Stated problem: Filter the entries and keep only the lines where the string "학교체육" appears.

======== Dataset records ========

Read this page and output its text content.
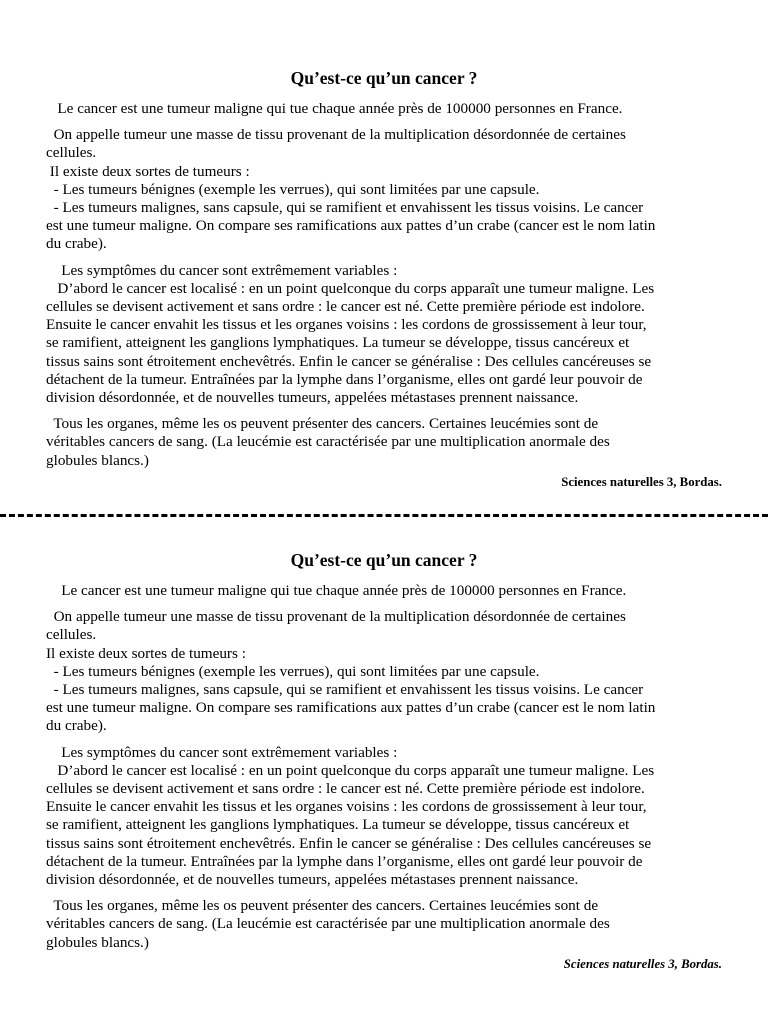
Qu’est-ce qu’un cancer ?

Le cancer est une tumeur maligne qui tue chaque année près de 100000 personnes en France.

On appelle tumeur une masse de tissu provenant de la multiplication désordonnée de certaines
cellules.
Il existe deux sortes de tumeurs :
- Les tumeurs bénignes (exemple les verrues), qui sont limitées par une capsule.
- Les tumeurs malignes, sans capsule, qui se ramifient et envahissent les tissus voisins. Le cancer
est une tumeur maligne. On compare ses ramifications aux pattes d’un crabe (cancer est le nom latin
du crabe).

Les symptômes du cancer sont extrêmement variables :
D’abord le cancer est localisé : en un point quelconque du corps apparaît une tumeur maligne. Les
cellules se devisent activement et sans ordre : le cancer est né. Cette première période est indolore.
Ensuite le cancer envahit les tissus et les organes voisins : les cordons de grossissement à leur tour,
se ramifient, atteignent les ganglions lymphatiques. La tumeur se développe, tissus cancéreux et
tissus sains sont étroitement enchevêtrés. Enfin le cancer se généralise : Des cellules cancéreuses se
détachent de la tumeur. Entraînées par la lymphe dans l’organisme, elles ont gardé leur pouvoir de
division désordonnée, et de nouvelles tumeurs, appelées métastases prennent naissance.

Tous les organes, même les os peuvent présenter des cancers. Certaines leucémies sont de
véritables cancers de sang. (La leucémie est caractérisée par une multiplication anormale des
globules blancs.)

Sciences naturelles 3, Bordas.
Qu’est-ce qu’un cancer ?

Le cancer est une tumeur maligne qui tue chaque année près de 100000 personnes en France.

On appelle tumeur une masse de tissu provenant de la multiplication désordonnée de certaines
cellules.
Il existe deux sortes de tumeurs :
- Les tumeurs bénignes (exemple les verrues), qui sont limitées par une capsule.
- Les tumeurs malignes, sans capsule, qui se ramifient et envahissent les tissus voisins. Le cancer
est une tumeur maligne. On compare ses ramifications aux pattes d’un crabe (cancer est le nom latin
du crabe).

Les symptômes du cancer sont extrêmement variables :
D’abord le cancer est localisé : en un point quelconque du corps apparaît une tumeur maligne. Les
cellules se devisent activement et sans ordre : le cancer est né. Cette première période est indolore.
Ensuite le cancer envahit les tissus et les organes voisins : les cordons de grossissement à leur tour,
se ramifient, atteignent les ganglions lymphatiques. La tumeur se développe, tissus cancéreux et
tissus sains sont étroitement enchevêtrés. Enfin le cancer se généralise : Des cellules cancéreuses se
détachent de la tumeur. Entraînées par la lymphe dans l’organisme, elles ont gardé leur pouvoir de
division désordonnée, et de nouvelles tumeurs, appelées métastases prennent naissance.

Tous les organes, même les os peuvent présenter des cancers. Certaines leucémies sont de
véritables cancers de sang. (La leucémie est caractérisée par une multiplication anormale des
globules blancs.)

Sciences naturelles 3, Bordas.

========
======== Dataset records ========

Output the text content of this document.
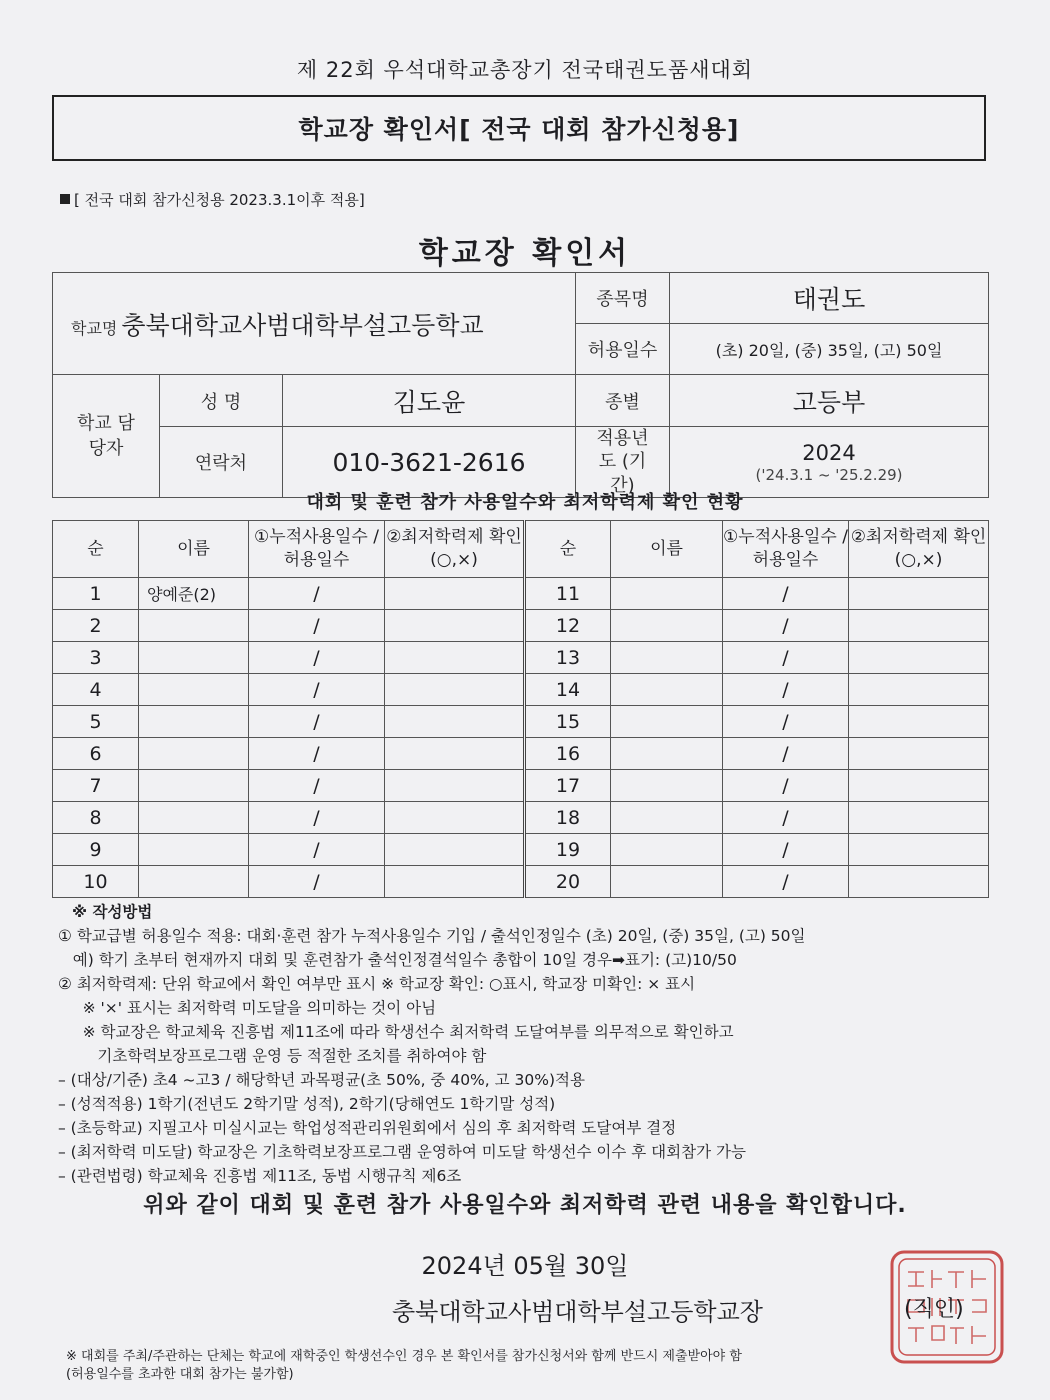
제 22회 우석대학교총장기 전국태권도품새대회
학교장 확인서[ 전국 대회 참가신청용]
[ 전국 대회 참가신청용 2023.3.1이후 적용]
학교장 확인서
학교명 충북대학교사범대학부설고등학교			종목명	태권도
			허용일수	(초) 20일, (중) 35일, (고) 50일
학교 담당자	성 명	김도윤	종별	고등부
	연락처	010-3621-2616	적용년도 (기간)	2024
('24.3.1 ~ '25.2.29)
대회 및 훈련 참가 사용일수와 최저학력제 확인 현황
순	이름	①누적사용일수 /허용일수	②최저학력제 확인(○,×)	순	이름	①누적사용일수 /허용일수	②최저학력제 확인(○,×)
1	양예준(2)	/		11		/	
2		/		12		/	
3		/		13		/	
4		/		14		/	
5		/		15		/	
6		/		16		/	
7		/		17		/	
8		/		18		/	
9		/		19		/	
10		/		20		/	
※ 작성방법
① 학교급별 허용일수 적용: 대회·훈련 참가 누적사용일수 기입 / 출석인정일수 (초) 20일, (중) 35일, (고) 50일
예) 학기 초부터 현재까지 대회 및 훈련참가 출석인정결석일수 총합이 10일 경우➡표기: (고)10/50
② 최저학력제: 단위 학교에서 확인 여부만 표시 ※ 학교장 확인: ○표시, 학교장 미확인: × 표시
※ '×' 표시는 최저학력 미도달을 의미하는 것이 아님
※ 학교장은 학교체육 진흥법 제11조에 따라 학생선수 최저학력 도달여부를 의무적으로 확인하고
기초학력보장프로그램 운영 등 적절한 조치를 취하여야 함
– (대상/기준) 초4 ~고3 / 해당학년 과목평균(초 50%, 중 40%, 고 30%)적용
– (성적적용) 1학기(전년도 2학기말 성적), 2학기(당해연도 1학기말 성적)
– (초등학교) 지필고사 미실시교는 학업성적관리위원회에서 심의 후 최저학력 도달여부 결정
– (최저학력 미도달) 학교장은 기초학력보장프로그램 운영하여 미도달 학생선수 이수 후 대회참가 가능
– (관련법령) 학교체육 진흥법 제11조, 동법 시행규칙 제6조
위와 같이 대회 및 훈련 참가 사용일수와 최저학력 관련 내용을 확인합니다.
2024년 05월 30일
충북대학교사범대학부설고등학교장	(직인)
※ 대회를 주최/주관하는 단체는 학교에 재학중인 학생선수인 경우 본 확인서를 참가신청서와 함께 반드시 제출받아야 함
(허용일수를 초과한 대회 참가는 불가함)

========

Finished exercise:
※ 학교장은 학교체육 진흥법 제11조에 따라 학생선수 최저학력 도달여부를 의무적으로 확인하고
– (관련법령) 학교체육 진흥법 제11조, 동법 시행규칙 제6조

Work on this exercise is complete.